— START OF INPUT DATA —

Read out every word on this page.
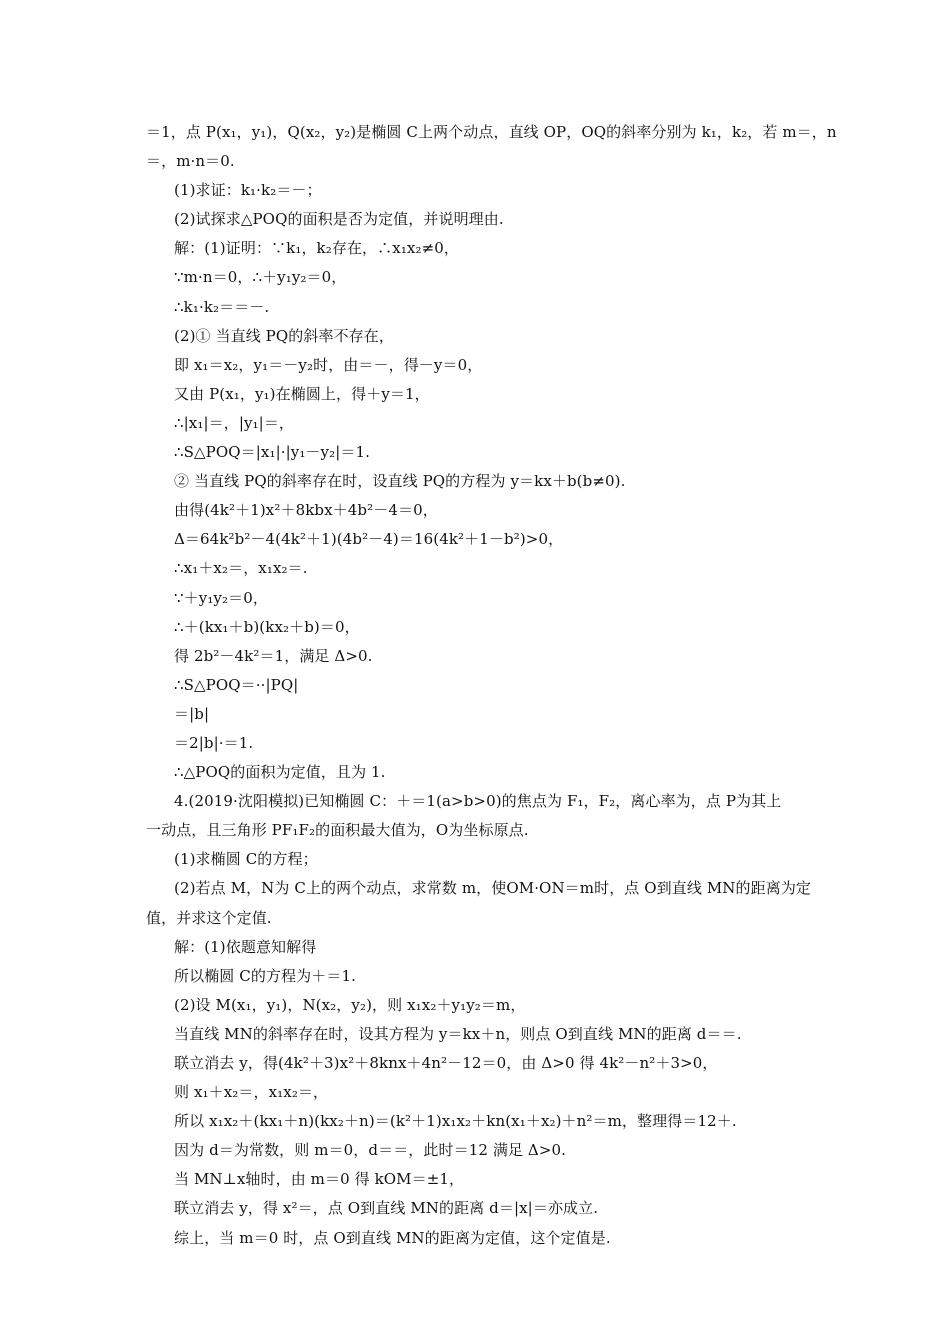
＝1，点 P(x₁，y₁)，Q(x₂，y₂)是椭圆 C上两个动点，直线 OP，OQ的斜率分别为 k₁，k₂，若 m＝，n
＝，m·n＝0.
(1)求证：k₁·k₂＝－；
(2)试探求△POQ的面积是否为定值，并说明理由.
解：(1)证明：∵k₁，k₂存在，∴x₁x₂≠0，
∵m·n＝0，∴＋y₁y₂＝0，
∴k₁·k₂＝＝－.
(2)① 当直线 PQ的斜率不存在，
即 x₁＝x₂，y₁＝－y₂时，由＝－，得－y＝0，
又由 P(x₁，y₁)在椭圆上，得＋y＝1，
∴|x₁|＝，|y₁|＝，
∴S△POQ＝|x₁|·|y₁－y₂|＝1.
② 当直线 PQ的斜率存在时，设直线 PQ的方程为 y＝kx＋b(b≠0).
由得(4k²＋1)x²＋8kbx＋4b²－4＝0，
Δ＝64k²b²－4(4k²＋1)(4b²－4)＝16(4k²＋1－b²)>0，
∴x₁＋x₂＝，x₁x₂＝.
∵＋y₁y₂＝0，
∴＋(kx₁＋b)(kx₂＋b)＝0，
得 2b²－4k²＝1，满足 Δ>0.
∴S△POQ＝··|PQ|
＝|b|
＝2|b|·＝1.
∴△POQ的面积为定值，且为 1.
4.(2019·沈阳模拟)已知椭圆 C：＋＝1(a>b>0)的焦点为 F₁，F₂，离心率为，点 P为其上
一动点，且三角形 PF₁F₂的面积最大值为，O为坐标原点.
(1)求椭圆 C的方程；
(2)若点 M，N为 C上的两个动点，求常数 m，使OM·ON＝m时，点 O到直线 MN的距离为定
值，并求这个定值.
解：(1)依题意知解得
所以椭圆 C的方程为＋＝1.
(2)设 M(x₁，y₁)，N(x₂，y₂)，则 x₁x₂＋y₁y₂＝m，
当直线 MN的斜率存在时，设其方程为 y＝kx＋n，则点 O到直线 MN的距离 d＝＝.
联立消去 y，得(4k²＋3)x²＋8knx＋4n²－12＝0，由 Δ>0 得 4k²－n²＋3>0，
则 x₁＋x₂＝，x₁x₂＝，
所以 x₁x₂＋(kx₁＋n)(kx₂＋n)＝(k²＋1)x₁x₂＋kn(x₁＋x₂)＋n²＝m，整理得＝12＋.
因为 d＝为常数，则 m＝0，d＝＝，此时＝12 满足 Δ>0.
当 MN⊥x轴时，由 m＝0 得 kOM＝±1，
联立消去 y，得 x²＝，点 O到直线 MN的距离 d＝|x|＝亦成立.
综上，当 m＝0 时，点 O到直线 MN的距离为定值，这个定值是.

— END OF INPUT DATA —

TASK STATEMENT: Reproduce every line exactly and omit all pictures.

EXPECTED ANSWER:
Read out every word on this page.
＝1，点 P(x₁，y₁)，Q(x₂，y₂)是椭圆 C上两个动点，直线 OP，OQ的斜率分别为 k₁，k₂，若 m＝，n
＝，m·n＝0.
(1)求证：k₁·k₂＝－；
(2)试探求△POQ的面积是否为定值，并说明理由.
解：(1)证明：∵k₁，k₂存在，∴x₁x₂≠0，
∵m·n＝0，∴＋y₁y₂＝0，
∴k₁·k₂＝＝－.
(2)① 当直线 PQ的斜率不存在，
即 x₁＝x₂，y₁＝－y₂时，由＝－，得－y＝0，
又由 P(x₁，y₁)在椭圆上，得＋y＝1，
∴|x₁|＝，|y₁|＝，
∴S△POQ＝|x₁|·|y₁－y₂|＝1.
② 当直线 PQ的斜率存在时，设直线 PQ的方程为 y＝kx＋b(b≠0).
由得(4k²＋1)x²＋8kbx＋4b²－4＝0，
Δ＝64k²b²－4(4k²＋1)(4b²－4)＝16(4k²＋1－b²)>0，
∴x₁＋x₂＝，x₁x₂＝.
∵＋y₁y₂＝0，
∴＋(kx₁＋b)(kx₂＋b)＝0，
得 2b²－4k²＝1，满足 Δ>0.
∴S△POQ＝··|PQ|
＝|b|
＝2|b|·＝1.
∴△POQ的面积为定值，且为 1.
4.(2019·沈阳模拟)已知椭圆 C：＋＝1(a>b>0)的焦点为 F₁，F₂，离心率为，点 P为其上
一动点，且三角形 PF₁F₂的面积最大值为，O为坐标原点.
(1)求椭圆 C的方程；
(2)若点 M，N为 C上的两个动点，求常数 m，使OM·ON＝m时，点 O到直线 MN的距离为定
值，并求这个定值.
解：(1)依题意知解得
所以椭圆 C的方程为＋＝1.
(2)设 M(x₁，y₁)，N(x₂，y₂)，则 x₁x₂＋y₁y₂＝m，
当直线 MN的斜率存在时，设其方程为 y＝kx＋n，则点 O到直线 MN的距离 d＝＝.
联立消去 y，得(4k²＋3)x²＋8knx＋4n²－12＝0，由 Δ>0 得 4k²－n²＋3>0，
则 x₁＋x₂＝，x₁x₂＝，
所以 x₁x₂＋(kx₁＋n)(kx₂＋n)＝(k²＋1)x₁x₂＋kn(x₁＋x₂)＋n²＝m，整理得＝12＋.
因为 d＝为常数，则 m＝0，d＝＝，此时＝12 满足 Δ>0.
当 MN⊥x轴时，由 m＝0 得 kOM＝±1，
联立消去 y，得 x²＝，点 O到直线 MN的距离 d＝|x|＝亦成立.
综上，当 m＝0 时，点 O到直线 MN的距离为定值，这个定值是.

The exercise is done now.